▶ _Materials provided_
▼

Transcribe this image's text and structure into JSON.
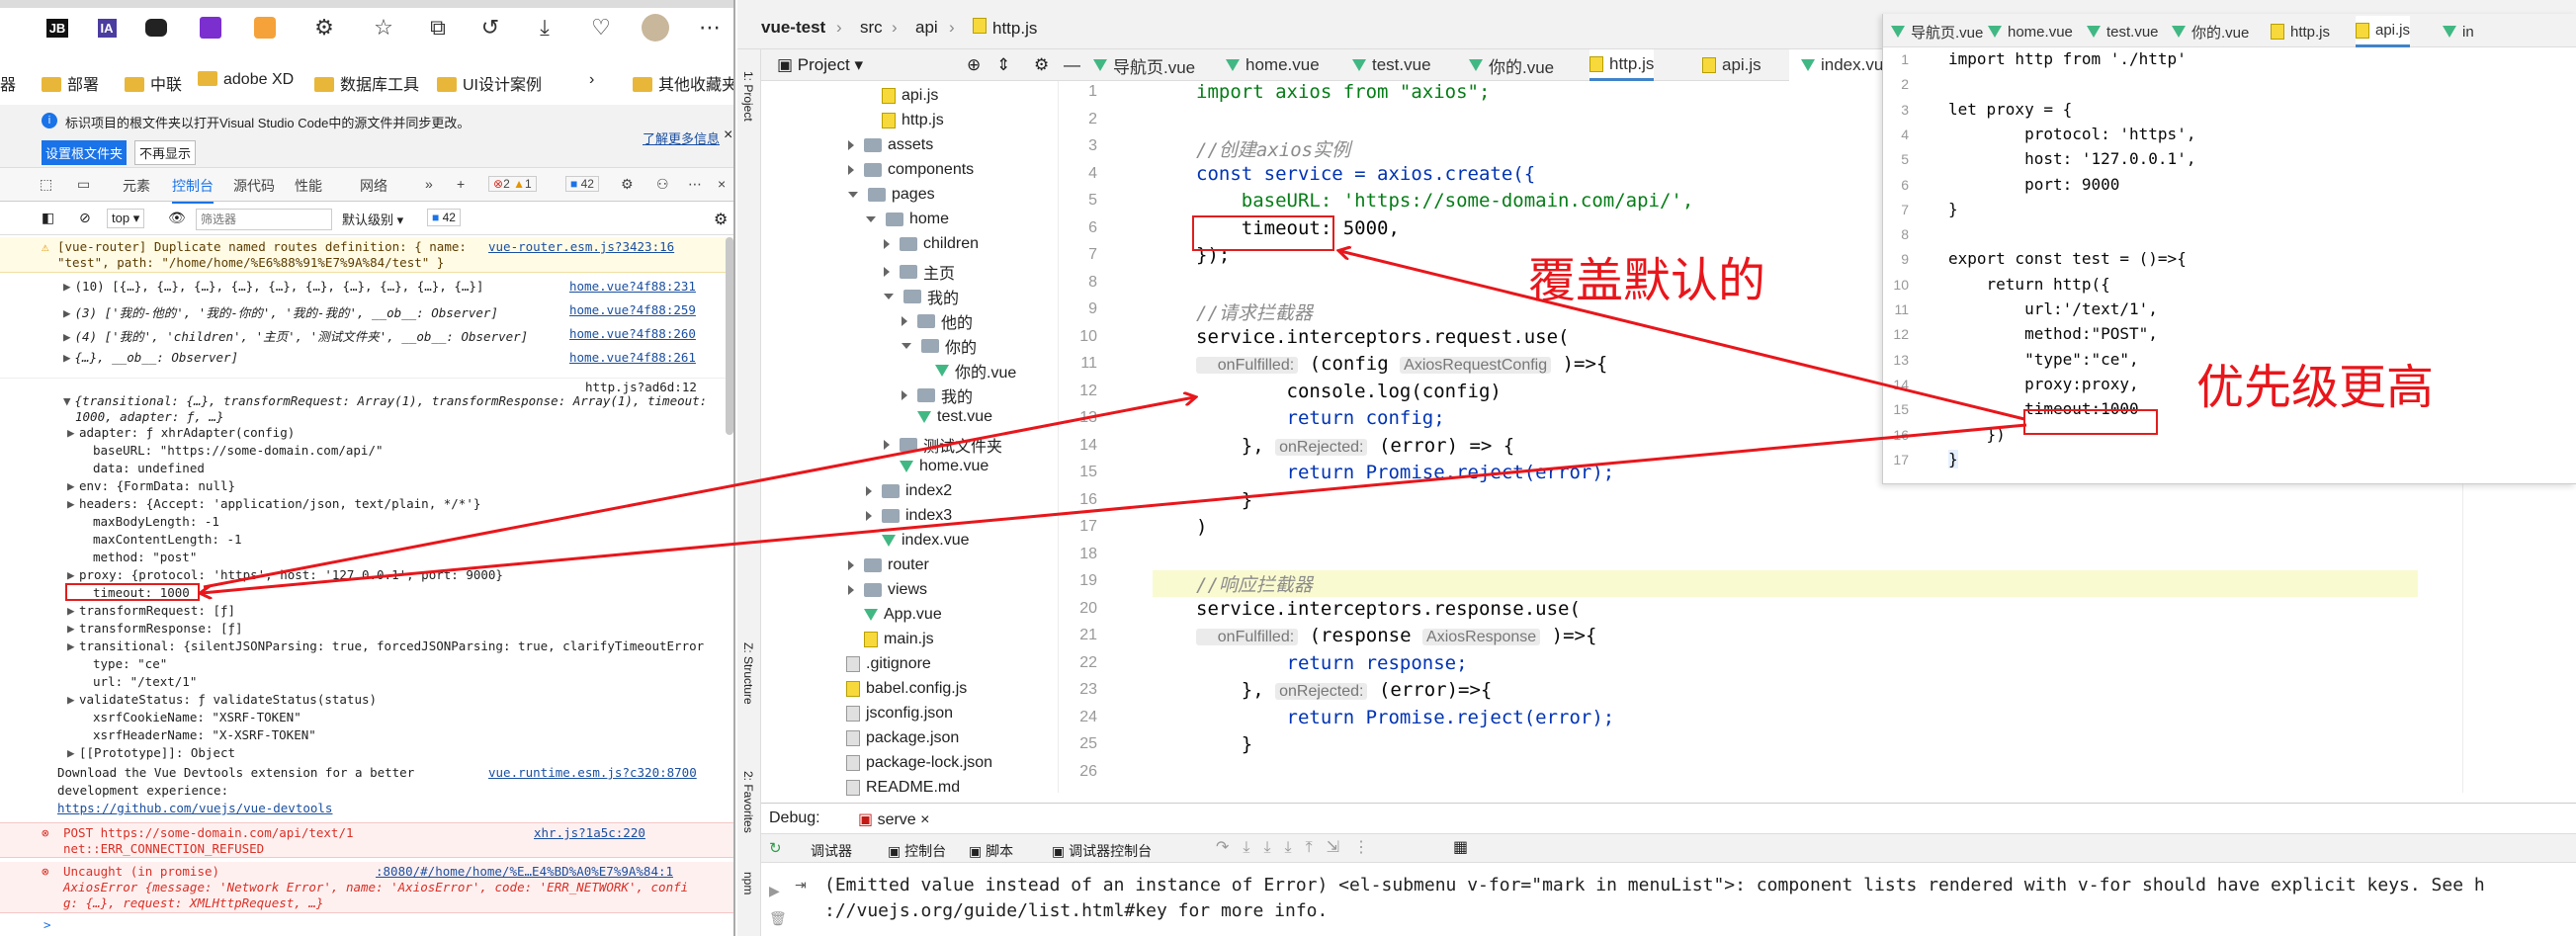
{
  "browser": {
    "bookmarks": [
      "器",
      "部署",
      "中联",
      "adobe XD",
      "数据库工具",
      "UI设计案例",
      "其他收藏夹"
    ],
    "info": {
      "text": "标识项目的根文件夹以打开Visual Studio Code中的源文件并同步更改。",
      "link": "了解更多信息",
      "btn_primary": "设置根文件夹",
      "btn_secondary": "不再显示"
    },
    "devtools": {
      "tabs": [
        "元素",
        "控制台",
        "源代码",
        "性能",
        "网络"
      ],
      "errors": "2",
      "warnings": "1",
      "messages": "42",
      "context": "top",
      "filter_placeholder": "筛选器",
      "level": "默认级别",
      "issues": "42"
    },
    "console": {
      "warn_text": "[vue-router] Duplicate named routes definition: { name:",
      "warn_src": "vue-router.esm.js?3423:16",
      "warn_text2": "\"test\", path: \"/home/home/%E6%88%91%E7%9A%84/test\" }",
      "logs": [
        {
          "text": "(10) [{…}, {…}, {…}, {…}, {…}, {…}, {…}, {…}, {…}, {…}]",
          "src": "home.vue?4f88:231"
        },
        {
          "text": "(3) ['我的-他的', '我的-你的', '我的-我的', __ob__: Observer]",
          "src": "home.vue?4f88:259"
        },
        {
          "text": "(4) ['我的', 'children', '主页', '测试文件夹', __ob__: Observer]",
          "src": "home.vue?4f88:260"
        },
        {
          "text": "{…}, __ob__: Observer]",
          "src": "home.vue?4f88:261"
        }
      ],
      "http_src": "http.js?ad6d:12",
      "obj_header": "{transitional: {…}, transformRequest: Array(1), transformResponse: Array(1), timeout:",
      "obj_header2": "1000, adapter: ƒ, …}",
      "props": [
        "adapter: ƒ xhrAdapter(config)",
        "baseURL: \"https://some-domain.com/api/\"",
        "data: undefined",
        "env: {FormData: null}",
        "headers: {Accept: 'application/json, text/plain, */*'}",
        "maxBodyLength: -1",
        "maxContentLength: -1",
        "method: \"post\"",
        "proxy: {protocol: 'https', host: '127.0.0.1', port: 9000}",
        "timeout: 1000",
        "transformRequest: [ƒ]",
        "transformResponse: [ƒ]",
        "transitional: {silentJSONParsing: true, forcedJSONParsing: true, clarifyTimeoutError",
        "type: \"ce\"",
        "url: \"/text/1\"",
        "validateStatus: ƒ validateStatus(status)",
        "xsrfCookieName: \"XSRF-TOKEN\"",
        "xsrfHeaderName: \"X-XSRF-TOKEN\"",
        "[[Prototype]]: Object"
      ],
      "devtools_msg": [
        "Download the Vue Devtools extension for a better",
        "development experience:",
        "https://github.com/vuejs/vue-devtools"
      ],
      "devtools_src": "vue.runtime.esm.js?c320:8700",
      "err1": [
        "POST https://some-domain.com/api/text/1",
        "net::ERR_CONNECTION_REFUSED"
      ],
      "err1_src": "xhr.js?1a5c:220",
      "err2": [
        "Uncaught (in promise)",
        "AxiosError {message: 'Network Error', name: 'AxiosError', code: 'ERR_NETWORK', confi",
        "g: {…}, request: XMLHttpRequest, …}"
      ],
      "err2_src": ":8080/#/home/home/%E…E4%BD%A0%E7%9A%84:1",
      "prompt": ">"
    }
  },
  "ide": {
    "breadcrumb": [
      "vue-test",
      "src",
      "api",
      "http.js"
    ],
    "project_label": "Project",
    "tabs": [
      "导航页.vue",
      "home.vue",
      "test.vue",
      "你的.vue",
      "http.js",
      "api.js",
      "index.vu"
    ],
    "tree": [
      "api.js",
      "http.js",
      "assets",
      "components",
      "pages",
      "home",
      "children",
      "主页",
      "我的",
      "他的",
      "你的",
      "你的.vue",
      "我的",
      "test.vue",
      "测试文件夹",
      "home.vue",
      "index2",
      "index3",
      "index.vue",
      "router",
      "views",
      "App.vue",
      "main.js",
      ".gitignore",
      "babel.config.js",
      "jsconfig.json",
      "package.json",
      "package-lock.json",
      "README.md"
    ],
    "side_labels": [
      "1: Project",
      "Z: Structure",
      "2: Favorites",
      "npm"
    ],
    "code": [
      [
        "import axios from \"axios\";"
      ],
      [
        ""
      ],
      [
        "//创建axios实例"
      ],
      [
        "const service = axios.create({"
      ],
      [
        "    baseURL: 'https://some-domain.com/api/',"
      ],
      [
        "    timeout: 5000,"
      ],
      [
        "});"
      ],
      [
        ""
      ],
      [
        "//请求拦截器"
      ],
      [
        "service.interceptors.request.use("
      ],
      [
        "    onFulfilled:",
        "(config",
        "AxiosRequestConfig",
        ")=>{"
      ],
      [
        "        console.log(config)"
      ],
      [
        "        return config;"
      ],
      [
        "    },",
        "onRejected:",
        "(error) => {"
      ],
      [
        "        return Promise.reject(error);"
      ],
      [
        "    }"
      ],
      [
        ")"
      ],
      [
        ""
      ],
      [
        "//响应拦截器"
      ],
      [
        "service.interceptors.response.use("
      ],
      [
        "    onFulfilled:",
        "(response",
        "AxiosResponse",
        ")=>{"
      ],
      [
        "        return response;"
      ],
      [
        "    },",
        "onRejected:",
        "(error)=>{"
      ],
      [
        "        return Promise.reject(error);"
      ],
      [
        "    }"
      ]
    ],
    "popup_tabs": [
      "导航页.vue",
      "home.vue",
      "test.vue",
      "你的.vue",
      "http.js",
      "api.js",
      "in"
    ],
    "popup_code": [
      "import http from './http'",
      "",
      "let proxy = {",
      "        protocol: 'https',",
      "        host: '127.0.0.1',",
      "        port: 9000",
      "}",
      "",
      "export const test = ()=>{",
      "    return http({",
      "        url:'/text/1',",
      "        method:\"POST\",",
      "        \"type\":\"ce\",",
      "        proxy:proxy,",
      "        timeout:1000",
      "    })",
      "}"
    ],
    "debug": {
      "label": "Debug:",
      "config": "serve",
      "tabs": [
        "调试器",
        "控制台",
        "脚本",
        "调试器控制台"
      ],
      "output": [
        "(Emitted value instead of an instance of Error) <el-submenu v-for=\"mark in menuList\">: component lists rendered with v-for should have explicit keys. See h",
        "://vuejs.org/guide/list.html#key for more info."
      ]
    }
  },
  "annotations": {
    "override": "覆盖默认的",
    "priority": "优先级更高",
    "color": "#e8161b"
  }
}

▲

▶ _Task directions_
Your copy should match the records word for word, with the pictures removed.

▶ _Solved problem_
Transcribe this image's text and structure into JSON.
{
  "browser": {
    "bookmarks": [
      "器",
      "部署",
      "中联",
      "adobe XD",
      "数据库工具",
      "UI设计案例",
      "其他收藏夹"
    ],
    "info": {
      "text": "标识项目的根文件夹以打开Visual Studio Code中的源文件并同步更改。",
      "link": "了解更多信息",
      "btn_primary": "设置根文件夹",
      "btn_secondary": "不再显示"
    },
    "devtools": {
      "tabs": [
        "元素",
        "控制台",
        "源代码",
        "性能",
        "网络"
      ],
      "errors": "2",
      "warnings": "1",
      "messages": "42",
      "context": "top",
      "filter_placeholder": "筛选器",
      "level": "默认级别",
      "issues": "42"
    },
    "console": {
      "warn_text": "[vue-router] Duplicate named routes definition: { name:",
      "warn_src": "vue-router.esm.js?3423:16",
      "warn_text2": "\"test\", path: \"/home/home/%E6%88%91%E7%9A%84/test\" }",
      "logs": [
        {
          "text": "(10) [{…}, {…}, {…}, {…}, {…}, {…}, {…}, {…}, {…}, {…}]",
          "src": "home.vue?4f88:231"
        },
        {
          "text": "(3) ['我的-他的', '我的-你的', '我的-我的', __ob__: Observer]",
          "src": "home.vue?4f88:259"
        },
        {
          "text": "(4) ['我的', 'children', '主页', '测试文件夹', __ob__: Observer]",
          "src": "home.vue?4f88:260"
        },
        {
          "text": "{…}, __ob__: Observer]",
          "src": "home.vue?4f88:261"
        }
      ],
      "http_src": "http.js?ad6d:12",
      "obj_header": "{transitional: {…}, transformRequest: Array(1), transformResponse: Array(1), timeout:",
      "obj_header2": "1000, adapter: ƒ, …}",
      "props": [
        "adapter: ƒ xhrAdapter(config)",
        "baseURL: \"https://some-domain.com/api/\"",
        "data: undefined",
        "env: {FormData: null}",
        "headers: {Accept: 'application/json, text/plain, */*'}",
        "maxBodyLength: -1",
        "maxContentLength: -1",
        "method: \"post\"",
        "proxy: {protocol: 'https', host: '127.0.0.1', port: 9000}",
        "timeout: 1000",
        "transformRequest: [ƒ]",
        "transformResponse: [ƒ]",
        "transitional: {silentJSONParsing: true, forcedJSONParsing: true, clarifyTimeoutError",
        "type: \"ce\"",
        "url: \"/text/1\"",
        "validateStatus: ƒ validateStatus(status)",
        "xsrfCookieName: \"XSRF-TOKEN\"",
        "xsrfHeaderName: \"X-XSRF-TOKEN\"",
        "[[Prototype]]: Object"
      ],
      "devtools_msg": [
        "Download the Vue Devtools extension for a better",
        "development experience:",
        "https://github.com/vuejs/vue-devtools"
      ],
      "devtools_src": "vue.runtime.esm.js?c320:8700",
      "err1": [
        "POST https://some-domain.com/api/text/1",
        "net::ERR_CONNECTION_REFUSED"
      ],
      "err1_src": "xhr.js?1a5c:220",
      "err2": [
        "Uncaught (in promise)",
        "AxiosError {message: 'Network Error', name: 'AxiosError', code: 'ERR_NETWORK', confi",
        "g: {…}, request: XMLHttpRequest, …}"
      ],
      "err2_src": ":8080/#/home/home/%E…E4%BD%A0%E7%9A%84:1",
      "prompt": ">"
    }
  },
  "ide": {
    "breadcrumb": [
      "vue-test",
      "src",
      "api",
      "http.js"
    ],
    "project_label": "Project",
    "tabs": [
      "导航页.vue",
      "home.vue",
      "test.vue",
      "你的.vue",
      "http.js",
      "api.js",
      "index.vu"
    ],
    "tree": [
      "api.js",
      "http.js",
      "assets",
      "components",
      "pages",
      "home",
      "children",
      "主页",
      "我的",
      "他的",
      "你的",
      "你的.vue",
      "我的",
      "test.vue",
      "测试文件夹",
      "home.vue",
      "index2",
      "index3",
      "index.vue",
      "router",
      "views",
      "App.vue",
      "main.js",
      ".gitignore",
      "babel.config.js",
      "jsconfig.json",
      "package.json",
      "package-lock.json",
      "README.md"
    ],
    "side_labels": [
      "1: Project",
      "Z: Structure",
      "2: Favorites",
      "npm"
    ],
    "code": [
      [
        "import axios from \"axios\";"
      ],
      [
        ""
      ],
      [
        "//创建axios实例"
      ],
      [
        "const service = axios.create({"
      ],
      [
        "    baseURL: 'https://some-domain.com/api/',"
      ],
      [
        "    timeout: 5000,"
      ],
      [
        "});"
      ],
      [
        ""
      ],
      [
        "//请求拦截器"
      ],
      [
        "service.interceptors.request.use("
      ],
      [
        "    onFulfilled:",
        "(config",
        "AxiosRequestConfig",
        ")=>{"
      ],
      [
        "        console.log(config)"
      ],
      [
        "        return config;"
      ],
      [
        "    },",
        "onRejected:",
        "(error) => {"
      ],
      [
        "        return Promise.reject(error);"
      ],
      [
        "    }"
      ],
      [
        ")"
      ],
      [
        ""
      ],
      [
        "//响应拦截器"
      ],
      [
        "service.interceptors.response.use("
      ],
      [
        "    onFulfilled:",
        "(response",
        "AxiosResponse",
        ")=>{"
      ],
      [
        "        return response;"
      ],
      [
        "    },",
        "onRejected:",
        "(error)=>{"
      ],
      [
        "        return Promise.reject(error);"
      ],
      [
        "    }"
      ]
    ],
    "popup_tabs": [
      "导航页.vue",
      "home.vue",
      "test.vue",
      "你的.vue",
      "http.js",
      "api.js",
      "in"
    ],
    "popup_code": [
      "import http from './http'",
      "",
      "let proxy = {",
      "        protocol: 'https',",
      "        host: '127.0.0.1',",
      "        port: 9000",
      "}",
      "",
      "export const test = ()=>{",
      "    return http({",
      "        url:'/text/1',",
      "        method:\"POST\",",
      "        \"type\":\"ce\",",
      "        proxy:proxy,",
      "        timeout:1000",
      "    })",
      "}"
    ],
    "debug": {
      "label": "Debug:",
      "config": "serve",
      "tabs": [
        "调试器",
        "控制台",
        "脚本",
        "调试器控制台"
      ],
      "output": [
        "(Emitted value instead of an instance of Error) <el-submenu v-for=\"mark in menuList\">: component lists rendered with v-for should have explicit keys. See h",
        "://vuejs.org/guide/list.html#key for more info."
      ]
    }
  },
  "annotations": {
    "override": "覆盖默认的",
    "priority": "优先级更高",
    "color": "#e8161b"
  }
}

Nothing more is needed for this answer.